## Extracted entries
---

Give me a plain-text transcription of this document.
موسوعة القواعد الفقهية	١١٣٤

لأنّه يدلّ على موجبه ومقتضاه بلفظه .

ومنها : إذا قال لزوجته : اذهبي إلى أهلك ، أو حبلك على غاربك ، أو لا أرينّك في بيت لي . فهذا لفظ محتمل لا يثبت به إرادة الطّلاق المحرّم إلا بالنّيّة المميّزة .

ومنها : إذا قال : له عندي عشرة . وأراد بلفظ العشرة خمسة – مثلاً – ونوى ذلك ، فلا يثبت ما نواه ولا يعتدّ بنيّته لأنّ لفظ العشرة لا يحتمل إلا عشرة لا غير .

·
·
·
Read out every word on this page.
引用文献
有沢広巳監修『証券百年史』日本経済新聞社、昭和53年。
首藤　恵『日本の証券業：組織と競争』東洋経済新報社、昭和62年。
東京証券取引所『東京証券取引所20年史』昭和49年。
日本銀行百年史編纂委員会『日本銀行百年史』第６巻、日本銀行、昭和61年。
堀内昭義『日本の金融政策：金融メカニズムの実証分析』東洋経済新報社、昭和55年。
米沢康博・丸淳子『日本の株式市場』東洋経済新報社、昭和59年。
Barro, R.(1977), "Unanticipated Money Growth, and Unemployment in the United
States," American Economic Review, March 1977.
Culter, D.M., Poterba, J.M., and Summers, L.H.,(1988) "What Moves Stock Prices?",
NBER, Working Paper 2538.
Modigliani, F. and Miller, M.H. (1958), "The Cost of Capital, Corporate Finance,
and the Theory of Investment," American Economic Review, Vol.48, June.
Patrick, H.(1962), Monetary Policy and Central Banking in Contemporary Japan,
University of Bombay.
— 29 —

---

## Task goal
Which lines above contain "American"? Show each of them.

## Finished task
States," American Economic Review, March 1977.
and the Theory of Investment," American Economic Review, Vol.48, June.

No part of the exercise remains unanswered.